Rows from a dataset
****************************************
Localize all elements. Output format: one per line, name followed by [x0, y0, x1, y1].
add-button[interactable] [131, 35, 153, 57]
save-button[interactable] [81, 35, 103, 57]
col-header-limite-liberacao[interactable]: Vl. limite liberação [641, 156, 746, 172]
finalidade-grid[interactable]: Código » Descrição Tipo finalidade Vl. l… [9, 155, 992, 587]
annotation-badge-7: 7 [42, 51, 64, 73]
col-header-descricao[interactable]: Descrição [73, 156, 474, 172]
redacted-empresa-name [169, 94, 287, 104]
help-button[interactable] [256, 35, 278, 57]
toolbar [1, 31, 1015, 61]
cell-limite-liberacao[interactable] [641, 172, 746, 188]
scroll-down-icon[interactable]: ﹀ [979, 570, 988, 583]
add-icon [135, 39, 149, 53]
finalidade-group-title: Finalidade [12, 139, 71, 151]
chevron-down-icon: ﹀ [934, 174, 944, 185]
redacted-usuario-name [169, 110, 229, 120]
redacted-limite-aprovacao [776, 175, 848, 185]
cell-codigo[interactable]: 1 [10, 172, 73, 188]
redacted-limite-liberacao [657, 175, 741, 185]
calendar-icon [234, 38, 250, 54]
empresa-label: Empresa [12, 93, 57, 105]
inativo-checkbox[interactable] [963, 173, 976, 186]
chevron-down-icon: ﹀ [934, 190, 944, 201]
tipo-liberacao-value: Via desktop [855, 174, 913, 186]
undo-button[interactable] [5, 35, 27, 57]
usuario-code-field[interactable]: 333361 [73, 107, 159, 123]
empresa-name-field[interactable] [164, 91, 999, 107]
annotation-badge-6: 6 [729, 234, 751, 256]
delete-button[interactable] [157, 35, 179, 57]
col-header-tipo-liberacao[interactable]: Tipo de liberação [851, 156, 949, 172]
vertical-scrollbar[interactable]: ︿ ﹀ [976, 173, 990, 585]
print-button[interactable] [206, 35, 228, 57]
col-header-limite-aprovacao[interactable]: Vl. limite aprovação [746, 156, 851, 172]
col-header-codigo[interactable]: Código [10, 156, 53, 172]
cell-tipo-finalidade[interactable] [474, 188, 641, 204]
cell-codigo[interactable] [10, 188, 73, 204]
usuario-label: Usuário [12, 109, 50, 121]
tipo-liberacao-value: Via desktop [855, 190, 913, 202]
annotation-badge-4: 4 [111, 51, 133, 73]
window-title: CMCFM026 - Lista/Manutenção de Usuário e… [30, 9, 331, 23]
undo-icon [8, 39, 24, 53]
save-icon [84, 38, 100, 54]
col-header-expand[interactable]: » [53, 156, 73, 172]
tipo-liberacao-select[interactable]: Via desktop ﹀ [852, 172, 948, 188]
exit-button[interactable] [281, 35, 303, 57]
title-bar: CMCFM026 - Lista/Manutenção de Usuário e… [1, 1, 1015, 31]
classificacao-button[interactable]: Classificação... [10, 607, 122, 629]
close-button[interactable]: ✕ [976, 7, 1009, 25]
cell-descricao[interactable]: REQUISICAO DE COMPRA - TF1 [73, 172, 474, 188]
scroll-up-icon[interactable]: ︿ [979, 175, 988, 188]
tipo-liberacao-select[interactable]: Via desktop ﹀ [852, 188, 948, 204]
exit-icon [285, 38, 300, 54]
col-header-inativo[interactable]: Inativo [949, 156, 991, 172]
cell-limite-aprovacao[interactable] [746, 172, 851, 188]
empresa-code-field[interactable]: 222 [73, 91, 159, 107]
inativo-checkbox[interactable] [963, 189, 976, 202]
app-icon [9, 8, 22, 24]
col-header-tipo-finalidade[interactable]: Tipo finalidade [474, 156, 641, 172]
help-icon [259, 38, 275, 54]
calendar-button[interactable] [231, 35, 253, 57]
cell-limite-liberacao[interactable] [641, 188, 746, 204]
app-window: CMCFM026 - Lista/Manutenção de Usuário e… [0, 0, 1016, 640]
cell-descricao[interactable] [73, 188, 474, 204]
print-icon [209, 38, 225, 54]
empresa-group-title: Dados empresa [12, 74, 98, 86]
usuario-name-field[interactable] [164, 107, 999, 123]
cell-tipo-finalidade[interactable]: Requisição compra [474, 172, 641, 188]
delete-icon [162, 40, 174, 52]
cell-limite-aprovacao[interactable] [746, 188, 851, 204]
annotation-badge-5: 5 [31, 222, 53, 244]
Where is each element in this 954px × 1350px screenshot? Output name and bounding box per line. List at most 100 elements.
****************************************
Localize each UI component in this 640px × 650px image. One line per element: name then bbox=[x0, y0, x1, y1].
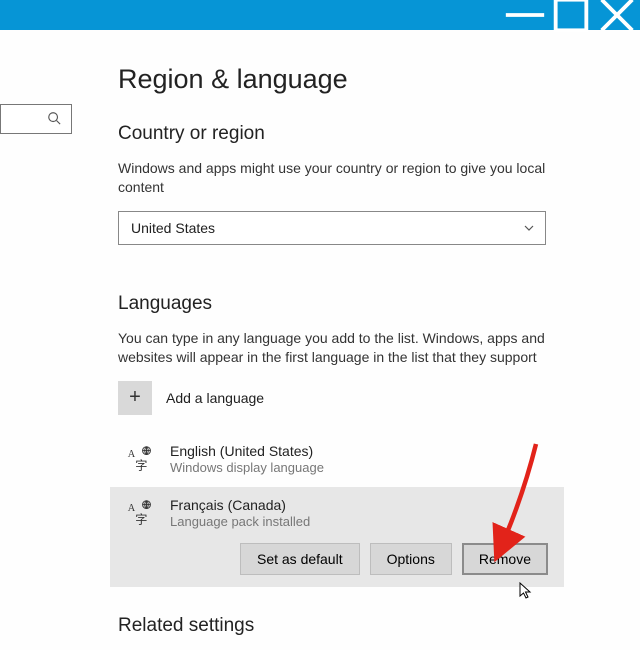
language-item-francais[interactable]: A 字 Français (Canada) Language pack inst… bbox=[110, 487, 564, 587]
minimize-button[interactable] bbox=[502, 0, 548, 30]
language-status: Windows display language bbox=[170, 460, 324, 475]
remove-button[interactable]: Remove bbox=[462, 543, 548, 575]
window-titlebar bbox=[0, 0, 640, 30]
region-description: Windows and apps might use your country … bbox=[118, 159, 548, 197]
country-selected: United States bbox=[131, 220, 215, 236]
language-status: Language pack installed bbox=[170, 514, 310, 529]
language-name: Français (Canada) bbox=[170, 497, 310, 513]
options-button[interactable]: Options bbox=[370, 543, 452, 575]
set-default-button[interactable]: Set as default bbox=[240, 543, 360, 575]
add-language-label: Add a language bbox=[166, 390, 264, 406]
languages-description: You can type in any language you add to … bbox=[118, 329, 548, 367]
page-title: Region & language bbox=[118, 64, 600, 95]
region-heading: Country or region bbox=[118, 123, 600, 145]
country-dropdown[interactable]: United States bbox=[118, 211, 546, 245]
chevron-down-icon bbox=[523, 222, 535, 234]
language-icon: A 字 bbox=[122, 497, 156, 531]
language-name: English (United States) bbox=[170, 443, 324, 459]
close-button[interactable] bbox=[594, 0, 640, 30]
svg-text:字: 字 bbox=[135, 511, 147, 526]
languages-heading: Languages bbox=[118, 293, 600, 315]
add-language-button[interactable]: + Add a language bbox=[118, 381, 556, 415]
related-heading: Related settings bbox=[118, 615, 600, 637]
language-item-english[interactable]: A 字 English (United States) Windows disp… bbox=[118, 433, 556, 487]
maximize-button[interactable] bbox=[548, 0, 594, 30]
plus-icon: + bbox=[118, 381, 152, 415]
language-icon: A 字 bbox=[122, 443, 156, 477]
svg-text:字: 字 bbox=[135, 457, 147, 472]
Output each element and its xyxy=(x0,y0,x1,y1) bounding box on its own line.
****************************************
### Your objective:
Repeat the lines of the records above, from the line containing "language-item-francais[interactable]: A 字" down to the line containing "window-titlebar bbox=[0, 0, 640, 30]", both included.

### Answer in full:
language-item-francais[interactable]: A 字 Français (Canada) Language pack inst… bbox=[110, 487, 564, 587]
minimize-button[interactable] bbox=[502, 0, 548, 30]
language-status: Windows display language bbox=[170, 460, 324, 475]
remove-button[interactable]: Remove bbox=[462, 543, 548, 575]
window-titlebar bbox=[0, 0, 640, 30]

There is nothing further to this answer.